* begin INFORMATION GIVEN *

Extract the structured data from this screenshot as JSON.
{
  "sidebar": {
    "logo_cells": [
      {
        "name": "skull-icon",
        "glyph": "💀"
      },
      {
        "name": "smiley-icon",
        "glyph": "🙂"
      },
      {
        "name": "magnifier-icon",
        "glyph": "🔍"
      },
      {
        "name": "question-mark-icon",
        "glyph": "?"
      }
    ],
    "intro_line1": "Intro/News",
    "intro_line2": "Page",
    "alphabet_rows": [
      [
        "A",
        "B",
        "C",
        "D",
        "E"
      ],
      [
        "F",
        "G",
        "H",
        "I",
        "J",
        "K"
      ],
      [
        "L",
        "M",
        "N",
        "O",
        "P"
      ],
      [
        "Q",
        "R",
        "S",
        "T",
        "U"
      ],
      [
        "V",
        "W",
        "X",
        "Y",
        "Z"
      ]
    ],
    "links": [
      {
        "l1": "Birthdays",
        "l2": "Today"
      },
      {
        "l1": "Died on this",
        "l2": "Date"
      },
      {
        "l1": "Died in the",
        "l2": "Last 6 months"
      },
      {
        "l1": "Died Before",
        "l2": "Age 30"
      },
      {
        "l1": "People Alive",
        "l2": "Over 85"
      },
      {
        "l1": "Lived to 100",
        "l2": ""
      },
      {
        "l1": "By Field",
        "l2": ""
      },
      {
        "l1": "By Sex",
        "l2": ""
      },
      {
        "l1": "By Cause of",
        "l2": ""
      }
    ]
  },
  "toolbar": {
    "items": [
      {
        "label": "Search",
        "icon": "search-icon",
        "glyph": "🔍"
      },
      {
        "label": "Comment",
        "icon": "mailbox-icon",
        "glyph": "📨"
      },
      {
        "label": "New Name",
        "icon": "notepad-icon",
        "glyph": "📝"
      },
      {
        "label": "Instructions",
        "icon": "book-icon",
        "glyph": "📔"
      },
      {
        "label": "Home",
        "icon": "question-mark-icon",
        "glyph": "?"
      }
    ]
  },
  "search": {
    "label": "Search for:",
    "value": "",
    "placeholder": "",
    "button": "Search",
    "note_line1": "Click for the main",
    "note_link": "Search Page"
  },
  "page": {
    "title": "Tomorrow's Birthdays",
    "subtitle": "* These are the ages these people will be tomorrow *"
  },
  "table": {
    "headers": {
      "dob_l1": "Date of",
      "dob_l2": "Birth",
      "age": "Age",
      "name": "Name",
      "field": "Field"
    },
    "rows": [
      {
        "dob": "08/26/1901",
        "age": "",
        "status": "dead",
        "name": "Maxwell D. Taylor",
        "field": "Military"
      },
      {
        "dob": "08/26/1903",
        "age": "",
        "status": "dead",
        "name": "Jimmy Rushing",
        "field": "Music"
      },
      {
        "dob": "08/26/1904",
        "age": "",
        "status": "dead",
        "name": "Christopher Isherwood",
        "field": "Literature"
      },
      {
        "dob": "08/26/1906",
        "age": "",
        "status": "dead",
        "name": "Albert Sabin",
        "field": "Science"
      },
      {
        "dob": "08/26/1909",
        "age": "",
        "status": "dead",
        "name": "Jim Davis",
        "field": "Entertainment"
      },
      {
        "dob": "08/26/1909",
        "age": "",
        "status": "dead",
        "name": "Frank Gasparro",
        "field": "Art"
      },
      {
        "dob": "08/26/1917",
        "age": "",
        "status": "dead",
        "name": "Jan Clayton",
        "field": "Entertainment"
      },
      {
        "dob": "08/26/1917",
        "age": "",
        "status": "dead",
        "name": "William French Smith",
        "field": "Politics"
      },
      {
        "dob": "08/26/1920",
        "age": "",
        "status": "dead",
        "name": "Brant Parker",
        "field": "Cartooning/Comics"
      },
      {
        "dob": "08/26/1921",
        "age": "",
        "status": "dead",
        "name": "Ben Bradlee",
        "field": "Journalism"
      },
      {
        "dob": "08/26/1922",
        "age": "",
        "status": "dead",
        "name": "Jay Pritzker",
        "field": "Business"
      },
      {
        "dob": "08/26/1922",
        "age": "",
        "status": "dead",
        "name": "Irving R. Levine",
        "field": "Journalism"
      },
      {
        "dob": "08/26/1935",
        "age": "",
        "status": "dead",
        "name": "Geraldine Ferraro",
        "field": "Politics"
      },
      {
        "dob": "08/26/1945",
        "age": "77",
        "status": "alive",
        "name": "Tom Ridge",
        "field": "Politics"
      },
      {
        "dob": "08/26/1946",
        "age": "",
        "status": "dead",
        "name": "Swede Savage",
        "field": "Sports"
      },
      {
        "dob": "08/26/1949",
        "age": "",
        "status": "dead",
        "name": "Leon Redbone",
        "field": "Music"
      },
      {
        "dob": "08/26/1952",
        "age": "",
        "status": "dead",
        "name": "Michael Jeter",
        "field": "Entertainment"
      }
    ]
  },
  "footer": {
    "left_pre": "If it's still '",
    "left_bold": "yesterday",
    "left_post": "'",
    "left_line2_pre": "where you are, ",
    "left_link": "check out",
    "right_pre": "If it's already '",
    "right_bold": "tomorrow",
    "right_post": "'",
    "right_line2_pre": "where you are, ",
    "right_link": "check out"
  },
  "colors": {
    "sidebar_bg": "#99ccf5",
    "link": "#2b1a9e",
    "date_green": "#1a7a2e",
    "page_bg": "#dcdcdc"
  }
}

* end INFORMATION GIVEN *

__YOUR OBJECTIVE__. Give the listing above again, word for word.

__THE SOLUTION__.
Extract the structured data from this screenshot as JSON.
{
  "sidebar": {
    "logo_cells": [
      {
        "name": "skull-icon",
        "glyph": "💀"
      },
      {
        "name": "smiley-icon",
        "glyph": "🙂"
      },
      {
        "name": "magnifier-icon",
        "glyph": "🔍"
      },
      {
        "name": "question-mark-icon",
        "glyph": "?"
      }
    ],
    "intro_line1": "Intro/News",
    "intro_line2": "Page",
    "alphabet_rows": [
      [
        "A",
        "B",
        "C",
        "D",
        "E"
      ],
      [
        "F",
        "G",
        "H",
        "I",
        "J",
        "K"
      ],
      [
        "L",
        "M",
        "N",
        "O",
        "P"
      ],
      [
        "Q",
        "R",
        "S",
        "T",
        "U"
      ],
      [
        "V",
        "W",
        "X",
        "Y",
        "Z"
      ]
    ],
    "links": [
      {
        "l1": "Birthdays",
        "l2": "Today"
      },
      {
        "l1": "Died on this",
        "l2": "Date"
      },
      {
        "l1": "Died in the",
        "l2": "Last 6 months"
      },
      {
        "l1": "Died Before",
        "l2": "Age 30"
      },
      {
        "l1": "People Alive",
        "l2": "Over 85"
      },
      {
        "l1": "Lived to 100",
        "l2": ""
      },
      {
        "l1": "By Field",
        "l2": ""
      },
      {
        "l1": "By Sex",
        "l2": ""
      },
      {
        "l1": "By Cause of",
        "l2": ""
      }
    ]
  },
  "toolbar": {
    "items": [
      {
        "label": "Search",
        "icon": "search-icon",
        "glyph": "🔍"
      },
      {
        "label": "Comment",
        "icon": "mailbox-icon",
        "glyph": "📨"
      },
      {
        "label": "New Name",
        "icon": "notepad-icon",
        "glyph": "📝"
      },
      {
        "label": "Instructions",
        "icon": "book-icon",
        "glyph": "📔"
      },
      {
        "label": "Home",
        "icon": "question-mark-icon",
        "glyph": "?"
      }
    ]
  },
  "search": {
    "label": "Search for:",
    "value": "",
    "placeholder": "",
    "button": "Search",
    "note_line1": "Click for the main",
    "note_link": "Search Page"
  },
  "page": {
    "title": "Tomorrow's Birthdays",
    "subtitle": "* These are the ages these people will be tomorrow *"
  },
  "table": {
    "headers": {
      "dob_l1": "Date of",
      "dob_l2": "Birth",
      "age": "Age",
      "name": "Name",
      "field": "Field"
    },
    "rows": [
      {
        "dob": "08/26/1901",
        "age": "",
        "status": "dead",
        "name": "Maxwell D. Taylor",
        "field": "Military"
      },
      {
        "dob": "08/26/1903",
        "age": "",
        "status": "dead",
        "name": "Jimmy Rushing",
        "field": "Music"
      },
      {
        "dob": "08/26/1904",
        "age": "",
        "status": "dead",
        "name": "Christopher Isherwood",
        "field": "Literature"
      },
      {
        "dob": "08/26/1906",
        "age": "",
        "status": "dead",
        "name": "Albert Sabin",
        "field": "Science"
      },
      {
        "dob": "08/26/1909",
        "age": "",
        "status": "dead",
        "name": "Jim Davis",
        "field": "Entertainment"
      },
      {
        "dob": "08/26/1909",
        "age": "",
        "status": "dead",
        "name": "Frank Gasparro",
        "field": "Art"
      },
      {
        "dob": "08/26/1917",
        "age": "",
        "status": "dead",
        "name": "Jan Clayton",
        "field": "Entertainment"
      },
      {
        "dob": "08/26/1917",
        "age": "",
        "status": "dead",
        "name": "William French Smith",
        "field": "Politics"
      },
      {
        "dob": "08/26/1920",
        "age": "",
        "status": "dead",
        "name": "Brant Parker",
        "field": "Cartooning/Comics"
      },
      {
        "dob": "08/26/1921",
        "age": "",
        "status": "dead",
        "name": "Ben Bradlee",
        "field": "Journalism"
      },
      {
        "dob": "08/26/1922",
        "age": "",
        "status": "dead",
        "name": "Jay Pritzker",
        "field": "Business"
      },
      {
        "dob": "08/26/1922",
        "age": "",
        "status": "dead",
        "name": "Irving R. Levine",
        "field": "Journalism"
      },
      {
        "dob": "08/26/1935",
        "age": "",
        "status": "dead",
        "name": "Geraldine Ferraro",
        "field": "Politics"
      },
      {
        "dob": "08/26/1945",
        "age": "77",
        "status": "alive",
        "name": "Tom Ridge",
        "field": "Politics"
      },
      {
        "dob": "08/26/1946",
        "age": "",
        "status": "dead",
        "name": "Swede Savage",
        "field": "Sports"
      },
      {
        "dob": "08/26/1949",
        "age": "",
        "status": "dead",
        "name": "Leon Redbone",
        "field": "Music"
      },
      {
        "dob": "08/26/1952",
        "age": "",
        "status": "dead",
        "name": "Michael Jeter",
        "field": "Entertainment"
      }
    ]
  },
  "footer": {
    "left_pre": "If it's still '",
    "left_bold": "yesterday",
    "left_post": "'",
    "left_line2_pre": "where you are, ",
    "left_link": "check out",
    "right_pre": "If it's already '",
    "right_bold": "tomorrow",
    "right_post": "'",
    "right_line2_pre": "where you are, ",
    "right_link": "check out"
  },
  "colors": {
    "sidebar_bg": "#99ccf5",
    "link": "#2b1a9e",
    "date_green": "#1a7a2e",
    "page_bg": "#dcdcdc"
  }
}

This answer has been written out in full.